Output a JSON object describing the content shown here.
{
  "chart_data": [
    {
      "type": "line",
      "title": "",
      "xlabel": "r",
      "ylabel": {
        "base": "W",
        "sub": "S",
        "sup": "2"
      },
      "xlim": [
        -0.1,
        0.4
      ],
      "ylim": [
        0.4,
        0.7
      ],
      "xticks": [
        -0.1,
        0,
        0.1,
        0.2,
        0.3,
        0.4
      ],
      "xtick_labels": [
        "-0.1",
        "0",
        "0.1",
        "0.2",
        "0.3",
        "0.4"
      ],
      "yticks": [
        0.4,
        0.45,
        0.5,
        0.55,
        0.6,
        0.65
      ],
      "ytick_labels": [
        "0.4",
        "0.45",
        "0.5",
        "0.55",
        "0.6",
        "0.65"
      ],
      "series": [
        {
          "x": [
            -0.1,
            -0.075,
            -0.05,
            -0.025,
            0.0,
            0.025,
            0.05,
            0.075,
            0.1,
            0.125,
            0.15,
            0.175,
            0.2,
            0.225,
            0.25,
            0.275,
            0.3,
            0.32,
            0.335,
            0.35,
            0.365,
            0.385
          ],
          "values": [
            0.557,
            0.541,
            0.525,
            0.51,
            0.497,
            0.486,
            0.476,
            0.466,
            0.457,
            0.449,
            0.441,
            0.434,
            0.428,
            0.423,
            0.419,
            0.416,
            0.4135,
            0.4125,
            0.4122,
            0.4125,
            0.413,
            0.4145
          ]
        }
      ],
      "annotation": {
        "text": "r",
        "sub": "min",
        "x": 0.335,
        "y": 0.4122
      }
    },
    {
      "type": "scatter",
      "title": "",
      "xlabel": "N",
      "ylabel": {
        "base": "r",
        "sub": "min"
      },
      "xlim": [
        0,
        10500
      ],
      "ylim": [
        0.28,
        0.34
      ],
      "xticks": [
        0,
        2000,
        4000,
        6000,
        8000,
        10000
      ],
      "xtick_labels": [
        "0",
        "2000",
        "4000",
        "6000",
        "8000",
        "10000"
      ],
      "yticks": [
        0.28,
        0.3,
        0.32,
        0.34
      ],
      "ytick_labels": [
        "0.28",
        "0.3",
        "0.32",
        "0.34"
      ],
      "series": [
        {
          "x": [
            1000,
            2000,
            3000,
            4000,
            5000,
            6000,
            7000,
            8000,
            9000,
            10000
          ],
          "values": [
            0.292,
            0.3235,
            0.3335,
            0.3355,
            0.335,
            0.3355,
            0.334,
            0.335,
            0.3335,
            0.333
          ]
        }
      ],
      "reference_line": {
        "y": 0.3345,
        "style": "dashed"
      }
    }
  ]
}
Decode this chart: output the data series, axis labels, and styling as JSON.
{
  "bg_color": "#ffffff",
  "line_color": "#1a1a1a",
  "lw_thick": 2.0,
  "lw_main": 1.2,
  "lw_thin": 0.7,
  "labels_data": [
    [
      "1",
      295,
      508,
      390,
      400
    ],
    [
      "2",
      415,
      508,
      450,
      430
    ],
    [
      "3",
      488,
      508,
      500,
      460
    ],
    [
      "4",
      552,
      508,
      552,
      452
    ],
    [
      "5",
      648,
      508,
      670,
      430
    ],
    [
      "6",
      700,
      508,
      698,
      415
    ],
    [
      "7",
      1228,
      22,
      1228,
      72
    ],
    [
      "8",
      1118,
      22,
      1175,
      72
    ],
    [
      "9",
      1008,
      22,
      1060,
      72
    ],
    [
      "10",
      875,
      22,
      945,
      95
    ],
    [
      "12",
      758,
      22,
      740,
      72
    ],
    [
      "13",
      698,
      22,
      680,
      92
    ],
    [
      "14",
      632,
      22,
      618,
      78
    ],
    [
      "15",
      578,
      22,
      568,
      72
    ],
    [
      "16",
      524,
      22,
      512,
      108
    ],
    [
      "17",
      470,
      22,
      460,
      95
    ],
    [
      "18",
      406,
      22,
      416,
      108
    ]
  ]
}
_ _ _ _
== TO BE DONE ==
Pick out every line holding the string "JSON" and return it.

== EXERCISE RESPONSE ==
Output a JSON object describing the content shown here.
Decode this chart: output the data series, axis labels, and styling as JSON.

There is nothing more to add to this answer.